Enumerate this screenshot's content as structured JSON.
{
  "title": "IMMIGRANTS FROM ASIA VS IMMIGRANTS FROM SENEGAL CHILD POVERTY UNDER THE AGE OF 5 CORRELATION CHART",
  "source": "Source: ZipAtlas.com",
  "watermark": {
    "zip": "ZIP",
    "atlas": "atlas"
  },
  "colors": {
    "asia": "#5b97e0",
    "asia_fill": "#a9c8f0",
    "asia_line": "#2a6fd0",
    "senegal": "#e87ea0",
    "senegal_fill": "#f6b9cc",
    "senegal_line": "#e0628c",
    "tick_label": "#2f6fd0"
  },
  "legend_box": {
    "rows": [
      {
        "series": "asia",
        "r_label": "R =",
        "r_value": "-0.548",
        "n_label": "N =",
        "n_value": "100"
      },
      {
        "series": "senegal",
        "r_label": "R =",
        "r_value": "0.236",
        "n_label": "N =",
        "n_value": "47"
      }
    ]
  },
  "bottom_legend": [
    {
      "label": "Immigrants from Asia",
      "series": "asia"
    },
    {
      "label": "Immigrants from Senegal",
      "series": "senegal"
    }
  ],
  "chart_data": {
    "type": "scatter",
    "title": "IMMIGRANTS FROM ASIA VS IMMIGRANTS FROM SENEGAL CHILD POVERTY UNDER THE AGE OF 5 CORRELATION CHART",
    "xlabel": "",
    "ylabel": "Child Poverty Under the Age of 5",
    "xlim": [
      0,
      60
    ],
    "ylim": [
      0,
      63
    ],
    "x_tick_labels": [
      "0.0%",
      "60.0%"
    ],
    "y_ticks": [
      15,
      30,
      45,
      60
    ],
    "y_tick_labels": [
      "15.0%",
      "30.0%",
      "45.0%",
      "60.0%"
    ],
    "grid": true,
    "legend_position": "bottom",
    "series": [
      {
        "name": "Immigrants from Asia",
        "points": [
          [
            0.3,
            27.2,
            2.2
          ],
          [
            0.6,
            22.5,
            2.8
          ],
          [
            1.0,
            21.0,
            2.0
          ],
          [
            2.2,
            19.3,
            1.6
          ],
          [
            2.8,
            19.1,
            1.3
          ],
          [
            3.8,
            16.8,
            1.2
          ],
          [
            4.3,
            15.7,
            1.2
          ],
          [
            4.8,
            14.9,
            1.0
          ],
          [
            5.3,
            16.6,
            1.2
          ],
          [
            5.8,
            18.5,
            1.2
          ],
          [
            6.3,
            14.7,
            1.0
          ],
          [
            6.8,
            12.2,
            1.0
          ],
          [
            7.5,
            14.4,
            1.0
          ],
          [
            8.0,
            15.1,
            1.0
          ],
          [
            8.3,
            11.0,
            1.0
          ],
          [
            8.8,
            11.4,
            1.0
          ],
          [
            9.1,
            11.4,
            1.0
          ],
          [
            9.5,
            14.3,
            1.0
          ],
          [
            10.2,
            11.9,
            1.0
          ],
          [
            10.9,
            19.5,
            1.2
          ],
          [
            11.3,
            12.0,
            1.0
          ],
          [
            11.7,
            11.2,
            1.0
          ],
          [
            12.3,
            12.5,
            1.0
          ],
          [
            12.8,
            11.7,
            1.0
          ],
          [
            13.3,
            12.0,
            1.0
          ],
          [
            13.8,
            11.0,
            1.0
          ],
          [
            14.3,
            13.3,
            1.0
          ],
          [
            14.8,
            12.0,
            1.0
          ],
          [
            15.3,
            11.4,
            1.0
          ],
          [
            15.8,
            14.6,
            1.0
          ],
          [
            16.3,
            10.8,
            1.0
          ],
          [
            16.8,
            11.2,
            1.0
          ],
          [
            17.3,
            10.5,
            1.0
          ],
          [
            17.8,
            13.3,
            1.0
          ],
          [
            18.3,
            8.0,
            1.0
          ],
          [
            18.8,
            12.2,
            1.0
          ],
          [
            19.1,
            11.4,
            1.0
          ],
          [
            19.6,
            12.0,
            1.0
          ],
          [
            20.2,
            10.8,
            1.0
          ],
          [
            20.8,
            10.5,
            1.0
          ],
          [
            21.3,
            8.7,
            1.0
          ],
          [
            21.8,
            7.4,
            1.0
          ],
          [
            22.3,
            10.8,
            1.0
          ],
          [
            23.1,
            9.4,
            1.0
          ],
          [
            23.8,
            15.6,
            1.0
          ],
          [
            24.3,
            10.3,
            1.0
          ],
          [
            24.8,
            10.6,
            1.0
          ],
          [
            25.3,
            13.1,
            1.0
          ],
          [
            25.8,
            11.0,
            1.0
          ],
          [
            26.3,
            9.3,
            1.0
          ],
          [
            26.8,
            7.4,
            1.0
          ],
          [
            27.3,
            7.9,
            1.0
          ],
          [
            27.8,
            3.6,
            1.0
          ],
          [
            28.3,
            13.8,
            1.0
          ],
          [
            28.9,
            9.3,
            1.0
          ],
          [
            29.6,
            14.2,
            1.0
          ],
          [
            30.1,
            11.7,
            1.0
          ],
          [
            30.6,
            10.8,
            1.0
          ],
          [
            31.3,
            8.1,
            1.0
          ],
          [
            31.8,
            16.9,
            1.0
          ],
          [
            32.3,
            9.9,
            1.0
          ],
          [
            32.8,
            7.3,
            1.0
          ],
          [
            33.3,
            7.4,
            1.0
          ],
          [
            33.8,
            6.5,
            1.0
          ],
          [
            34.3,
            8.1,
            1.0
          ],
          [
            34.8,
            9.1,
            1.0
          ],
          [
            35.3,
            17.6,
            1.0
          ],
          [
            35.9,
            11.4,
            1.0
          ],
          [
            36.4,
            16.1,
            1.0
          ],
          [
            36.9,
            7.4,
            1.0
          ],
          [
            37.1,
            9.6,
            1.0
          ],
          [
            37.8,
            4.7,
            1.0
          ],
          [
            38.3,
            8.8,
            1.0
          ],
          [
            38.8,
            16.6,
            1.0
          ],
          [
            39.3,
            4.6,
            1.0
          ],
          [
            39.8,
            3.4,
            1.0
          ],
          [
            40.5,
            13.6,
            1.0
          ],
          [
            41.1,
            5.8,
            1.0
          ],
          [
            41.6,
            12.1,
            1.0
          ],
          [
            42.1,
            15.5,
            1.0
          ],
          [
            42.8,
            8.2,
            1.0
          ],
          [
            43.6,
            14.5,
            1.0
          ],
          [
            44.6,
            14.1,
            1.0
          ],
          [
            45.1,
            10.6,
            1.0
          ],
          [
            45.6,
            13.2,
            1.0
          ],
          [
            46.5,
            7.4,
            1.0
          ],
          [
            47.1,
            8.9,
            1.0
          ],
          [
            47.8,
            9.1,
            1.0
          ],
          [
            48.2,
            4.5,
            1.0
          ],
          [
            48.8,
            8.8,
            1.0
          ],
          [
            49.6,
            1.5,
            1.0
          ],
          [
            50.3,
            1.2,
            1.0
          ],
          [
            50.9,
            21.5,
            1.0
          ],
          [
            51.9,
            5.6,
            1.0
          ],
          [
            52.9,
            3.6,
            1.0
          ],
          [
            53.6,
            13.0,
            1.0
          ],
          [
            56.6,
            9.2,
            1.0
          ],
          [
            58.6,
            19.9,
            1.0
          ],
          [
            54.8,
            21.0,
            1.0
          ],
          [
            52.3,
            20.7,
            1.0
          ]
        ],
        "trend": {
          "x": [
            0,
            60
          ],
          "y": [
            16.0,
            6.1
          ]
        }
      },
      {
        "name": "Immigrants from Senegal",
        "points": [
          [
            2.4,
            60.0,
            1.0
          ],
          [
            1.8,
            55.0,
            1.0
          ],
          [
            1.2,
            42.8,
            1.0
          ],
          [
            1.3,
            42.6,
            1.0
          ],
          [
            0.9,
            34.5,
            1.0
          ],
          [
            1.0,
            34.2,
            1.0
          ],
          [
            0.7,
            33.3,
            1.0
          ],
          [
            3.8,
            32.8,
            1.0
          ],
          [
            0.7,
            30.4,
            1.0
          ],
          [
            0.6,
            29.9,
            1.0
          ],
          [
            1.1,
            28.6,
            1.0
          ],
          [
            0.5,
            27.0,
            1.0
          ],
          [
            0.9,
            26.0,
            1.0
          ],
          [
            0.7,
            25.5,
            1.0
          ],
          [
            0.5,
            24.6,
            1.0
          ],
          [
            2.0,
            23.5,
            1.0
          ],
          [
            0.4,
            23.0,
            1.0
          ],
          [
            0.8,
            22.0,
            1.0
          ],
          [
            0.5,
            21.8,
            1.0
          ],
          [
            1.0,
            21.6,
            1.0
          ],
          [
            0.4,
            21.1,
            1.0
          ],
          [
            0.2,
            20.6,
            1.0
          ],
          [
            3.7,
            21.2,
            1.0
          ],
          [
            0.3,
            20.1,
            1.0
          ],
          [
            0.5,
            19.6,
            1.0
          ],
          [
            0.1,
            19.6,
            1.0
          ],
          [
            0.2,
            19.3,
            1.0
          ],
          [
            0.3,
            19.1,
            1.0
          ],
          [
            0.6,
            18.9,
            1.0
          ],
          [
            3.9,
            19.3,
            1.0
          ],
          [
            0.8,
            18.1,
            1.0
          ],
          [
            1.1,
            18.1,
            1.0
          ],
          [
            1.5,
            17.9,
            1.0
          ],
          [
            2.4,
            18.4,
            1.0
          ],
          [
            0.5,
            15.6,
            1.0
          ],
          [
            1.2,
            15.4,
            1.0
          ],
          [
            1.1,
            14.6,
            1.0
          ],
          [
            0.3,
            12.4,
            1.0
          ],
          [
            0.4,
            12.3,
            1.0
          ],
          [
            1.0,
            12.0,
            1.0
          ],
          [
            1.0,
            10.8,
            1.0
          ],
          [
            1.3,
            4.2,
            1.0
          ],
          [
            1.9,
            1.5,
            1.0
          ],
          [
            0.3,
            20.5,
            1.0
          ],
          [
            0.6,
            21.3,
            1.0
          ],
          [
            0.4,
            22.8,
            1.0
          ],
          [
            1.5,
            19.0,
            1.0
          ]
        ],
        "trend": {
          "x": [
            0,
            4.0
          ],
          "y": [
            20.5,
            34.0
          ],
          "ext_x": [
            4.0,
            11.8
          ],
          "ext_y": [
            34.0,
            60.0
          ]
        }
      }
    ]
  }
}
━━━━
Written exercise.
Copy each line that holds the word "CORRELATION".

Written solution.
  "title": "IMMIGRANTS FROM ASIA VS IMMIGRANTS FROM SENEGAL CHILD POVERTY UNDER THE AGE OF 5 CORRELATION CHART",
    "title": "IMMIGRANTS FROM ASIA VS IMMIGRANTS FROM SENEGAL CHILD POVERTY UNDER THE AGE OF 5 CORRELATION CHART",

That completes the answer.